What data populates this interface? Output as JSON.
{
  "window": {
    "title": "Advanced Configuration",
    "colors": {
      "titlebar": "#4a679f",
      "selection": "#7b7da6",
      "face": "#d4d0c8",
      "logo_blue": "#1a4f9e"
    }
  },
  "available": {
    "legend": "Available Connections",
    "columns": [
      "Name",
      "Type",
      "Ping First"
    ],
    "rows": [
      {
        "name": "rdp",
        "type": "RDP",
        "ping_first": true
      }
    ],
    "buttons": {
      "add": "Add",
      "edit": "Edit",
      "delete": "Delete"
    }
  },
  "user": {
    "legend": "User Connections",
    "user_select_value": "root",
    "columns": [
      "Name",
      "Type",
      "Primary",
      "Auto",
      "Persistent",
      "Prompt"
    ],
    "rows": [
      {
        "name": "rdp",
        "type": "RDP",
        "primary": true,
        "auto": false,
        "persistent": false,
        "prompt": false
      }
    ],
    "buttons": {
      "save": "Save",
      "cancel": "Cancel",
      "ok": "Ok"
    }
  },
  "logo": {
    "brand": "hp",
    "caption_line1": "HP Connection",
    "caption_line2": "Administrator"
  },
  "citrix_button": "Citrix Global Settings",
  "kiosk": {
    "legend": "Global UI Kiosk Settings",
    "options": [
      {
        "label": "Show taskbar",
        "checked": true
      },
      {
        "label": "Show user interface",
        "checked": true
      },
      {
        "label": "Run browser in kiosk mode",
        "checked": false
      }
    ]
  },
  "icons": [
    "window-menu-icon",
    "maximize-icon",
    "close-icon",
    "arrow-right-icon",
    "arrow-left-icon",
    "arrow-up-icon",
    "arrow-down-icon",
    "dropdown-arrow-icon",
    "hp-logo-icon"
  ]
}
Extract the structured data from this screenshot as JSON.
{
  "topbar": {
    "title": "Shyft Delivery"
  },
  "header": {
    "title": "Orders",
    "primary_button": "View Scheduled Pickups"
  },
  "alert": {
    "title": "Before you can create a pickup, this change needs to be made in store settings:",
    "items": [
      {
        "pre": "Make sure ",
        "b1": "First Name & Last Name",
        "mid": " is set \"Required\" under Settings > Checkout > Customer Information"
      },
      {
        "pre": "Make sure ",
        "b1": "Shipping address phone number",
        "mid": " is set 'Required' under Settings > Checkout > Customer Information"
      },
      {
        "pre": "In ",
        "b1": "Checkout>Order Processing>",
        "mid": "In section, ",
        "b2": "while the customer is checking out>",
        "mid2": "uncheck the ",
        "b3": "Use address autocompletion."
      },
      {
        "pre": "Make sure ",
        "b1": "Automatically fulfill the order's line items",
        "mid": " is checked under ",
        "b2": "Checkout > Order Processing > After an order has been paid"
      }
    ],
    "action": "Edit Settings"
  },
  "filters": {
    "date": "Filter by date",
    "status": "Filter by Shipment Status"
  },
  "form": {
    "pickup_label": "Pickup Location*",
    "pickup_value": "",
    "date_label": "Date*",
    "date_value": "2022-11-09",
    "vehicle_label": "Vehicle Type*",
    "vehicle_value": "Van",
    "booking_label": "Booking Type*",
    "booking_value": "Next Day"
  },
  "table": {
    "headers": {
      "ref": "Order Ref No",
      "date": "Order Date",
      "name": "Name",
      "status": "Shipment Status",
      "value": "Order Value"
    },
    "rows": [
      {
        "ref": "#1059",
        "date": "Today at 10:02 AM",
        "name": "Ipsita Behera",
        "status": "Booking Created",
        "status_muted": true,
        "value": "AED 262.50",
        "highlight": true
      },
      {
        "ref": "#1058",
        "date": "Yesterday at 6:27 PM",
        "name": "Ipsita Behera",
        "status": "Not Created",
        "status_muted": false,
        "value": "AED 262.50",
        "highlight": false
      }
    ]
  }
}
━━━━
Your task is to repeat the data exactly; please include every line.

## Expected answer:
What data populates this interface? Output as JSON.
{
  "window": {
    "title": "Advanced Configuration",
    "colors": {
      "titlebar": "#4a679f",
      "selection": "#7b7da6",
      "face": "#d4d0c8",
      "logo_blue": "#1a4f9e"
    }
  },
  "available": {
    "legend": "Available Connections",
    "columns": [
      "Name",
      "Type",
      "Ping First"
    ],
    "rows": [
      {
        "name": "rdp",
        "type": "RDP",
        "ping_first": true
      }
    ],
    "buttons": {
      "add": "Add",
      "edit": "Edit",
      "delete": "Delete"
    }
  },
  "user": {
    "legend": "User Connections",
    "user_select_value": "root",
    "columns": [
      "Name",
      "Type",
      "Primary",
      "Auto",
      "Persistent",
      "Prompt"
    ],
    "rows": [
      {
        "name": "rdp",
        "type": "RDP",
        "primary": true,
        "auto": false,
        "persistent": false,
        "prompt": false
      }
    ],
    "buttons": {
      "save": "Save",
      "cancel": "Cancel",
      "ok": "Ok"
    }
  },
  "logo": {
    "brand": "hp",
    "caption_line1": "HP Connection",
    "caption_line2": "Administrator"
  },
  "citrix_button": "Citrix Global Settings",
  "kiosk": {
    "legend": "Global UI Kiosk Settings",
    "options": [
      {
        "label": "Show taskbar",
        "checked": true
      },
      {
        "label": "Show user interface",
        "checked": true
      },
      {
        "label": "Run browser in kiosk mode",
        "checked": false
      }
    ]
  },
  "icons": [
    "window-menu-icon",
    "maximize-icon",
    "close-icon",
    "arrow-right-icon",
    "arrow-left-icon",
    "arrow-up-icon",
    "arrow-down-icon",
    "dropdown-arrow-icon",
    "hp-logo-icon"
  ]
}
Extract the structured data from this screenshot as JSON.
{
  "topbar": {
    "title": "Shyft Delivery"
  },
  "header": {
    "title": "Orders",
    "primary_button": "View Scheduled Pickups"
  },
  "alert": {
    "title": "Before you can create a pickup, this change needs to be made in store settings:",
    "items": [
      {
        "pre": "Make sure ",
        "b1": "First Name & Last Name",
        "mid": " is set \"Required\" under Settings > Checkout > Customer Information"
      },
      {
        "pre": "Make sure ",
        "b1": "Shipping address phone number",
        "mid": " is set 'Required' under Settings > Checkout > Customer Information"
      },
      {
        "pre": "In ",
        "b1": "Checkout>Order Processing>",
        "mid": "In section, ",
        "b2": "while the customer is checking out>",
        "mid2": "uncheck the ",
        "b3": "Use address autocompletion."
      },
      {
        "pre": "Make sure ",
        "b1": "Automatically fulfill the order's line items",
        "mid": " is checked under ",
        "b2": "Checkout > Order Processing > After an order has been paid"
      }
    ],
    "action": "Edit Settings"
  },
  "filters": {
    "date": "Filter by date",
    "status": "Filter by Shipment Status"
  },
  "form": {
    "pickup_label": "Pickup Location*",
    "pickup_value": "",
    "date_label": "Date*",
    "date_value": "2022-11-09",
    "vehicle_label": "Vehicle Type*",
    "vehicle_value": "Van",
    "booking_label": "Booking Type*",
    "booking_value": "Next Day"
  },
  "table": {
    "headers": {
      "ref": "Order Ref No",
      "date": "Order Date",
      "name": "Name",
      "status": "Shipment Status",
      "value": "Order Value"
    },
    "rows": [
      {
        "ref": "#1059",
        "date": "Today at 10:02 AM",
        "name": "Ipsita Behera",
        "status": "Booking Created",
        "status_muted": true,
        "value": "AED 262.50",
        "highlight": true
      },
      {
        "ref": "#1058",
        "date": "Yesterday at 6:27 PM",
        "name": "Ipsita Behera",
        "status": "Not Created",
        "status_muted": false,
        "value": "AED 262.50",
        "highlight": false
      }
    ]
  }
}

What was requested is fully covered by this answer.